### What is needed
Output each entry verbatim and exclude every picture from it.

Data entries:
··········

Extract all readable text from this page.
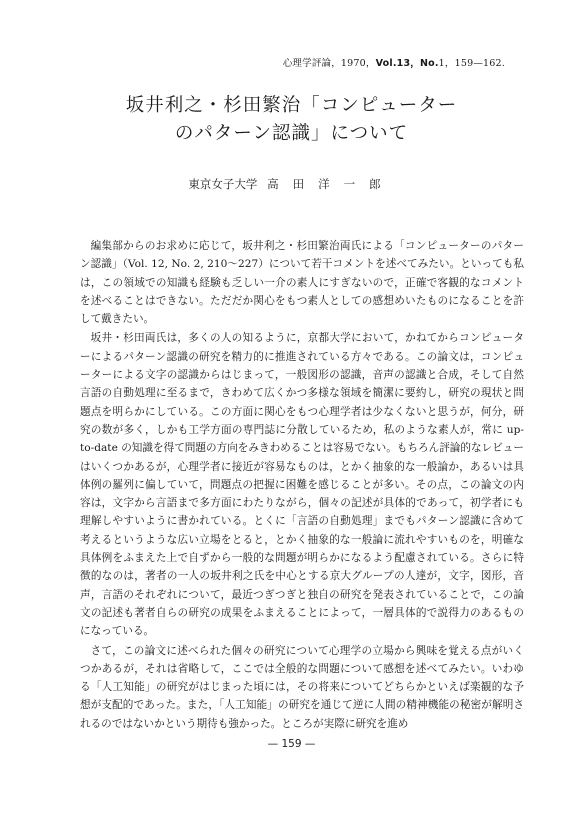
心理学評論，1970，Vol.13，No.1，159—162.
坂井利之・杉田繁治「コンピューター
のパターン認識」について
東京女子大学 高田洋一郎

編集部からのお求めに応じて，坂井利之・杉田繁治両氏による「コンピューターのパターン認識」（Vol. 12, No. 2, 210〜227）について若干コメントを述べてみたい。といっても私は，この領域での知識も経験も乏しい一介の素人にすぎないので，正確で客観的なコメントを述べることはできない。ただだか関心をもつ素人としての感想めいたものになることを許して戴きたい。

坂井・杉田両氏は，多くの人の知るように，京都大学において，かねてからコンピューターによるパターン認識の研究を精力的に推進されている方々である。この論文は，コンピューターによる文字の認識からはじまって，一般図形の認識，音声の認識と合成，そして自然言語の自動処理に至るまで，きわめて広くかつ多様な領域を簡潔に要約し，研究の現状と問題点を明らかにしている。この方面に関心をもつ心理学者は少なくないと思うが，何分，研究の数が多く，しかも工学方面の専門誌に分散しているため，私のような素人が，常に up-to-date の知識を得て問題の方向をみきわめることは容易でない。もちろん評論的なレビューはいくつかあるが，心理学者に接近が容易なものは，とかく抽象的な一般論か，あるいは具体例の羅列に偏していて，問題点の把握に困難を感じることが多い。その点，この論文の内容は，文字から言語まで多方面にわたりながら，個々の記述が具体的であって，初学者にも理解しやすいように書かれている。とくに「言語の自動処理」までもパターン認識に含めて考えるというような広い立場をとると，とかく抽象的な一般論に流れやすいものを，明確な具体例をふまえた上で自ずから一般的な問題が明らかになるよう配慮されている。さらに特徴的なのは，著者の一人の坂井利之氏を中心とする京大グループの人達が，文字，図形，音声，言語のそれぞれについて，最近つぎつぎと独自の研究を発表されていることで，この論文の記述も著者自らの研究の成果をふまえることによって，一層具体的で説得力のあるものになっている。

さて，この論文に述べられた個々の研究について心理学の立場から興味を覚える点がいくつかあるが，それは省略して，ここでは全般的な問題について感想を述べてみたい。いわゆる「人工知能」の研究がはじまった頃には，その将来についてどちらかといえば楽観的な予想が支配的であった。また，「人工知能」の研究を通じて逆に人間の精神機能の秘密が解明されるのではないかという期待も強かった。ところが実際に研究を進め

— 159 —
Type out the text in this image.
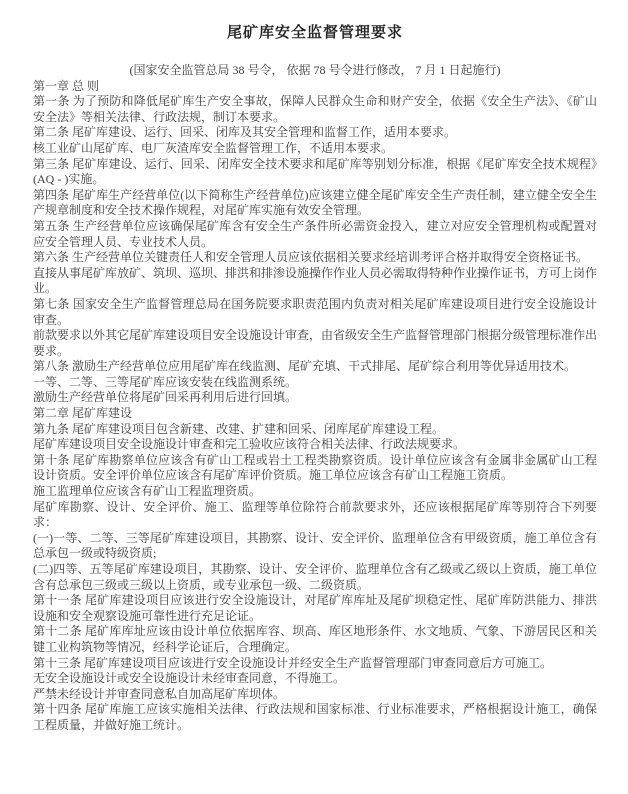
尾矿库安全监督管理要求

(国家安全监管总局 38 号令， 依据 78 号令进行修改， 7 月 1 日起施行)

第一章 总 则

第一条 为了预防和降低尾矿库生产安全事故，保障人民群众生命和财产安全，依据《安全生产法》、《矿山安全法》等相关法律、行政法规，制订本要求。

第二条 尾矿库建设、运行、回采、闭库及其安全管理和监督工作，适用本要求。

核工业矿山尾矿库、电厂灰渣库安全监督管理工作，不适用本要求。

第三条 尾矿库建设、运行、回采、闭库安全技术要求和尾矿库等别划分标准，根据《尾矿库安全技术规程》(AQ - )实施。

第四条 尾矿库生产经营单位(以下简称生产经营单位)应该建立健全尾矿库安全生产责任制，建立健全安全生产规章制度和安全技术操作规程，对尾矿库实施有效安全管理。

第五条 生产经营单位应该确保尾矿库含有安全生产条件所必需资金投入，建立对应安全管理机构或配置对应安全管理人员、专业技术人员。

第六条 生产经营单位关键责任人和安全管理人员应该依据相关要求经培训考评合格并取得安全资格证书。

直接从事尾矿库放矿、筑坝、巡坝、排洪和排渗设施操作作业人员必需取得特种作业操作证书，方可上岗作业。

第七条 国家安全生产监督管理总局在国务院要求职责范围内负责对相关尾矿库建设项目进行安全设施设计审查。

前款要求以外其它尾矿库建设项目安全设施设计审查，由省级安全生产监督管理部门根据分级管理标准作出要求。

第八条 激励生产经营单位应用尾矿库在线监测、尾矿充填、干式排尾、尾矿综合利用等优异适用技术。

一等、二等、三等尾矿库应该安装在线监测系统。

激励生产经营单位将尾矿回采再利用后进行回填。

第二章 尾矿库建设

第九条 尾矿库建设项目包含新建、改建、扩建和回采、闭库尾矿库建设工程。

尾矿库建设项目安全设施设计审查和完工验收应该符合相关法律、行政法规要求。

第十条 尾矿库勘察单位应该含有矿山工程或岩土工程类勘察资质。设计单位应该含有金属非金属矿山工程设计资质。安全评价单位应该含有尾矿库评价资质。施工单位应该含有矿山工程施工资质。

施工监理单位应该含有矿山工程监理资质。

尾矿库勘察、设计、安全评价、施工、监理等单位除符合前款要求外，还应该根据尾矿库等别符合下列要求：

(一)一等、二等、三等尾矿库建设项目，其勘察、设计、安全评价、监理单位含有甲级资质，施工单位含有总承包一级或特级资质;

(二)四等、五等尾矿库建设项目，其勘察、设计、安全评价、监理单位含有乙级或乙级以上资质，施工单位含有总承包三级或三级以上资质，或专业承包一级、二级资质。

第十一条 尾矿库建设项目应该进行安全设施设计，对尾矿库库址及尾矿坝稳定性、尾矿库防洪能力、排洪设施和安全观察设施可靠性进行充足论证。

第十二条 尾矿库库址应该由设计单位依据库容、坝高、库区地形条件、水文地质、气象、下游居民区和关键工业构筑物等情况，经科学论证后，合理确定。

第十三条 尾矿库建设项目应该进行安全设施设计并经安全生产监督管理部门审查同意后方可施工。

无安全设施设计或安全设施设计未经审查同意，不得施工。

严禁未经设计并审查同意私自加高尾矿库坝体。

第十四条 尾矿库施工应该实施相关法律、行政法规和国家标准、行业标准要求，严格根据设计施工，确保工程质量，并做好施工统计。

··········

### Exercise solution
Extract all readable text from this page.
心理学評論，1970，Vol.13，No.1，159—162.
坂井利之・杉田繁治「コンピューター
のパターン認識」について
東京女子大学 高田洋一郎

編集部からのお求めに応じて，坂井利之・杉田繁治両氏による「コンピューターのパターン認識」（Vol. 12, No. 2, 210〜227）について若干コメントを述べてみたい。といっても私は，この領域での知識も経験も乏しい一介の素人にすぎないので，正確で客観的なコメントを述べることはできない。ただだか関心をもつ素人としての感想めいたものになることを許して戴きたい。

坂井・杉田両氏は，多くの人の知るように，京都大学において，かねてからコンピューターによるパターン認識の研究を精力的に推進されている方々である。この論文は，コンピューターによる文字の認識からはじまって，一般図形の認識，音声の認識と合成，そして自然言語の自動処理に至るまで，きわめて広くかつ多様な領域を簡潔に要約し，研究の現状と問題点を明らかにしている。この方面に関心をもつ心理学者は少なくないと思うが，何分，研究の数が多く，しかも工学方面の専門誌に分散しているため，私のような素人が，常に up-to-date の知識を得て問題の方向をみきわめることは容易でない。もちろん評論的なレビューはいくつかあるが，心理学者に接近が容易なものは，とかく抽象的な一般論か，あるいは具体例の羅列に偏していて，問題点の把握に困難を感じることが多い。その点，この論文の内容は，文字から言語まで多方面にわたりながら，個々の記述が具体的であって，初学者にも理解しやすいように書かれている。とくに「言語の自動処理」までもパターン認識に含めて考えるというような広い立場をとると，とかく抽象的な一般論に流れやすいものを，明確な具体例をふまえた上で自ずから一般的な問題が明らかになるよう配慮されている。さらに特徴的なのは，著者の一人の坂井利之氏を中心とする京大グループの人達が，文字，図形，音声，言語のそれぞれについて，最近つぎつぎと独自の研究を発表されていることで，この論文の記述も著者自らの研究の成果をふまえることによって，一層具体的で説得力のあるものになっている。

さて，この論文に述べられた個々の研究について心理学の立場から興味を覚える点がいくつかあるが，それは省略して，ここでは全般的な問題について感想を述べてみたい。いわゆる「人工知能」の研究がはじまった頃には，その将来についてどちらかといえば楽観的な予想が支配的であった。また，「人工知能」の研究を通じて逆に人間の精神機能の秘密が解明されるのではないかという期待も強かった。ところが実際に研究を進め

— 159 —
Type out the text in this image.
尾矿库安全监督管理要求

(国家安全监管总局 38 号令， 依据 78 号令进行修改， 7 月 1 日起施行)

第一章 总 则

第一条 为了预防和降低尾矿库生产安全事故，保障人民群众生命和财产安全，依据《安全生产法》、《矿山安全法》等相关法律、行政法规，制订本要求。

第二条 尾矿库建设、运行、回采、闭库及其安全管理和监督工作，适用本要求。

核工业矿山尾矿库、电厂灰渣库安全监督管理工作，不适用本要求。

第三条 尾矿库建设、运行、回采、闭库安全技术要求和尾矿库等别划分标准，根据《尾矿库安全技术规程》(AQ - )实施。

第四条 尾矿库生产经营单位(以下简称生产经营单位)应该建立健全尾矿库安全生产责任制，建立健全安全生产规章制度和安全技术操作规程，对尾矿库实施有效安全管理。

第五条 生产经营单位应该确保尾矿库含有安全生产条件所必需资金投入，建立对应安全管理机构或配置对应安全管理人员、专业技术人员。

第六条 生产经营单位关键责任人和安全管理人员应该依据相关要求经培训考评合格并取得安全资格证书。

直接从事尾矿库放矿、筑坝、巡坝、排洪和排渗设施操作作业人员必需取得特种作业操作证书，方可上岗作业。

第七条 国家安全生产监督管理总局在国务院要求职责范围内负责对相关尾矿库建设项目进行安全设施设计审查。

前款要求以外其它尾矿库建设项目安全设施设计审查，由省级安全生产监督管理部门根据分级管理标准作出要求。

第八条 激励生产经营单位应用尾矿库在线监测、尾矿充填、干式排尾、尾矿综合利用等优异适用技术。

一等、二等、三等尾矿库应该安装在线监测系统。

激励生产经营单位将尾矿回采再利用后进行回填。

第二章 尾矿库建设

第九条 尾矿库建设项目包含新建、改建、扩建和回采、闭库尾矿库建设工程。

尾矿库建设项目安全设施设计审查和完工验收应该符合相关法律、行政法规要求。

第十条 尾矿库勘察单位应该含有矿山工程或岩土工程类勘察资质。设计单位应该含有金属非金属矿山工程设计资质。安全评价单位应该含有尾矿库评价资质。施工单位应该含有矿山工程施工资质。

施工监理单位应该含有矿山工程监理资质。

尾矿库勘察、设计、安全评价、施工、监理等单位除符合前款要求外，还应该根据尾矿库等别符合下列要求：

(一)一等、二等、三等尾矿库建设项目，其勘察、设计、安全评价、监理单位含有甲级资质，施工单位含有总承包一级或特级资质;

(二)四等、五等尾矿库建设项目，其勘察、设计、安全评价、监理单位含有乙级或乙级以上资质，施工单位含有总承包三级或三级以上资质，或专业承包一级、二级资质。

第十一条 尾矿库建设项目应该进行安全设施设计，对尾矿库库址及尾矿坝稳定性、尾矿库防洪能力、排洪设施和安全观察设施可靠性进行充足论证。

第十二条 尾矿库库址应该由设计单位依据库容、坝高、库区地形条件、水文地质、气象、下游居民区和关键工业构筑物等情况，经科学论证后，合理确定。

第十三条 尾矿库建设项目应该进行安全设施设计并经安全生产监督管理部门审查同意后方可施工。

无安全设施设计或安全设施设计未经审查同意，不得施工。

严禁未经设计并审查同意私自加高尾矿库坝体。

第十四条 尾矿库施工应该实施相关法律、行政法规和国家标准、行业标准要求，严格根据设计施工，确保工程质量，并做好施工统计。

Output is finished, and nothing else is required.